> GIVEN REQUEST 1: From the passage on finishing the book manuscript, list every calendar month it names, each once.

> SOURCE PASSAGE:
Considering that I gave myself an April 2023 release date, and revisions will likely take about a year, that means I have about four months give or take to finish writing the book if I want to have enough time to edit and revise before the self-stipulated release date. September and October were great months for the manuscript; I was writing non-stop like a madman during that time, but in November it was hit or miss half the time and this December has been very unproductive. I've been so busy with snow and work and road problems that I haven't much of the time or energy to write, so my New Year's resolution is to just buckle up and write like a maniac to finish writing the book before this April.

That's also the main reason I haven't written an essay for this blog in a while; whenever I make some time, I go straight to the Enid manuscript, but there's one essay I have planned that's going to be a part of serialized blog posts. It's going to be a review / analysis of Kristin Lavransdatter by Sigrid Undset. I love Undset and have a lot to say about this book. I'm only 300 pages into this 1,000-plus-page behemoth, but it's already one of my favorite books and once I'm finished reading it, you can expect a big ol' essay about it. The series is going to be something along the lines of "Irrelevant Book Reviews." I'm calling it that because I'm going to start reviewing and analyzing books that are not popular or contemporarily relevant. You aren't going to be seeing trendy videos by Booktubers on YouTube talking about Kristin Lavransdatter or Main Traveled Roads or any of the other books I plan on talking about, but that doesn't mean they aren't worth talking about.

> DATA FOR THIS TASK:
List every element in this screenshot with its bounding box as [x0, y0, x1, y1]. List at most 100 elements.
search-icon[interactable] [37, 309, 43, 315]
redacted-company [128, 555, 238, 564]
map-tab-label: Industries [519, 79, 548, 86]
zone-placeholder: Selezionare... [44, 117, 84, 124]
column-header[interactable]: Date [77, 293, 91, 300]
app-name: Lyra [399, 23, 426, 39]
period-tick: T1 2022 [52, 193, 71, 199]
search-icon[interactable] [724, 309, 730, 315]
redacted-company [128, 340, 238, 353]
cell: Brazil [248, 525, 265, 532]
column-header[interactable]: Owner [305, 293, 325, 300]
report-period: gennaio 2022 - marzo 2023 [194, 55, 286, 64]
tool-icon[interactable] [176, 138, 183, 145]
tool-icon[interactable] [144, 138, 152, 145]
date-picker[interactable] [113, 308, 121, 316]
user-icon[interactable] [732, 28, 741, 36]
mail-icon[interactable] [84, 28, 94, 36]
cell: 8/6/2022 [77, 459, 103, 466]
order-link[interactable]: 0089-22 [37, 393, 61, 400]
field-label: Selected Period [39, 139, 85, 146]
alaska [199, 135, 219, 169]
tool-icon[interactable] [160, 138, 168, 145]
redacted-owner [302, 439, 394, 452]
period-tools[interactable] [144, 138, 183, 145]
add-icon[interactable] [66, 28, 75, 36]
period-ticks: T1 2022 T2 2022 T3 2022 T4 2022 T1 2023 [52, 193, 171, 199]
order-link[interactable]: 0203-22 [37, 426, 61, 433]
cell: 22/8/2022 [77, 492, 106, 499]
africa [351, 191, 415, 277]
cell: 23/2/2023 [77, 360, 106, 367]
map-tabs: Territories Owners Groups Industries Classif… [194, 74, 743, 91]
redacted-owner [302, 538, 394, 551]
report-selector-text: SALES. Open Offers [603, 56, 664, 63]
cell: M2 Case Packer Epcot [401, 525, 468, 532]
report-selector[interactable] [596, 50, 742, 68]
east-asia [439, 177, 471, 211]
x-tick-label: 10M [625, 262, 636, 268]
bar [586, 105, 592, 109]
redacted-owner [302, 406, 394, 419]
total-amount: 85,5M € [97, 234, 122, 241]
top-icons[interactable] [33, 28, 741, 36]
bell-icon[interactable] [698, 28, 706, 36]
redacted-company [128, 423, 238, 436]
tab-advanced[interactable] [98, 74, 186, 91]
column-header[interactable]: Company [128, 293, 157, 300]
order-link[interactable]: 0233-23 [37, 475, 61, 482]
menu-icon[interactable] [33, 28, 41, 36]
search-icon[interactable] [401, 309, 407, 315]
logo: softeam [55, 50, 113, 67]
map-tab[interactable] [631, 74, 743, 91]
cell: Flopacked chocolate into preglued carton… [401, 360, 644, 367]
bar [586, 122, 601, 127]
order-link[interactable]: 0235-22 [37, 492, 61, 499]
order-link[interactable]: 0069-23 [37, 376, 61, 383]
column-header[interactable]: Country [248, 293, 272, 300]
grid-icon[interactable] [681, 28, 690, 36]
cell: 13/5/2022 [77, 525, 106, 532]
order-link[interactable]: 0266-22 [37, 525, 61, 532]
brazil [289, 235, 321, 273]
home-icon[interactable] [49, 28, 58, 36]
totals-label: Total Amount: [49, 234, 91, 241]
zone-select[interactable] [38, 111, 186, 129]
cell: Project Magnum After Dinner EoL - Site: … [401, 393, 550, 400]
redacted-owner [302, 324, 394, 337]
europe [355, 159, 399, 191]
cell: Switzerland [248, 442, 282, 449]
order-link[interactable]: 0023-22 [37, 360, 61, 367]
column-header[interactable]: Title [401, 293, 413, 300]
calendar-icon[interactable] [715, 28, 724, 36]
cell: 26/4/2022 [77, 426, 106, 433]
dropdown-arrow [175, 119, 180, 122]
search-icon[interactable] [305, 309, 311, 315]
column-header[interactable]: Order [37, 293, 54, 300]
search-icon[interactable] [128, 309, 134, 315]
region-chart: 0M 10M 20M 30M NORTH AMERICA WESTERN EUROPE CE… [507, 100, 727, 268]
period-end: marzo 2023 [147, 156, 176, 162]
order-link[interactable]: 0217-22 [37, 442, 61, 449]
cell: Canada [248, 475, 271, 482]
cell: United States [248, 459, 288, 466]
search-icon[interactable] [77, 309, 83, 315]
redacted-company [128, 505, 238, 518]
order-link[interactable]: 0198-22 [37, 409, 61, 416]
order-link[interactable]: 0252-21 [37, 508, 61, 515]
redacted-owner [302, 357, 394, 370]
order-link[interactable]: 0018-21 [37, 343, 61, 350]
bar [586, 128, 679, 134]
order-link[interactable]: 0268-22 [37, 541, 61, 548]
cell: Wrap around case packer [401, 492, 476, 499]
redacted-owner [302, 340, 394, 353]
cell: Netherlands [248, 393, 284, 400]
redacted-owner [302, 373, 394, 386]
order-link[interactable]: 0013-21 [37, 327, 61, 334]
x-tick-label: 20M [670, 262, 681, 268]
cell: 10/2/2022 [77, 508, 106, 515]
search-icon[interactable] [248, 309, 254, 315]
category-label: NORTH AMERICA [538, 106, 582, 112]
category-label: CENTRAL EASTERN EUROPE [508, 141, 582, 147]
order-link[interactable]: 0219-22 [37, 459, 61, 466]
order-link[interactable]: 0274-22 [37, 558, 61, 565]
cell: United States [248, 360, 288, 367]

> GIVEN REQUEST 2: Lay out the records, from their first line through the line containing "user-icon[interactable] [732, 28, 741, 36]", as a Markdown table with columns Row and Line, leaving out blank lines.

> FINISHED ANSWER 1: April, September, October, November, December

> FINISHED ANSWER 2:
| Row | Line |
|---|---|
| 1 | List every element in this screenshot with its bounding box as [x0, y0, x1, y1]. List at most 100 elements. |
| 2 | search-icon[interactable] [37, 309, 43, 315] |
| 3 | redacted-company [128, 555, 238, 564] |
| 4 | map-tab-label: Industries [519, 79, 548, 86] |
| 5 | zone-placeholder: Selezionare... [44, 117, 84, 124] |
| 6 | column-header[interactable]: Date [77, 293, 91, 300] |
| 7 | app-name: Lyra [399, 23, 426, 39] |
| 8 | period-tick: T1 2022 [52, 193, 71, 199] |
| 9 | search-icon[interactable] [724, 309, 730, 315] |
| 10 | redacted-company [128, 340, 238, 353] |
| 11 | cell: Brazil [248, 525, 265, 532] |
| 12 | column-header[interactable]: Owner [305, 293, 325, 300] |
| 13 | report-period: gennaio 2022 - marzo 2023 [194, 55, 286, 64] |
| 14 | tool-icon[interactable] [176, 138, 183, 145] |
| 15 | tool-icon[interactable] [144, 138, 152, 145] |
| 16 | date-picker[interactable] [113, 308, 121, 316] |
| 17 | user-icon[interactable] [732, 28, 741, 36] |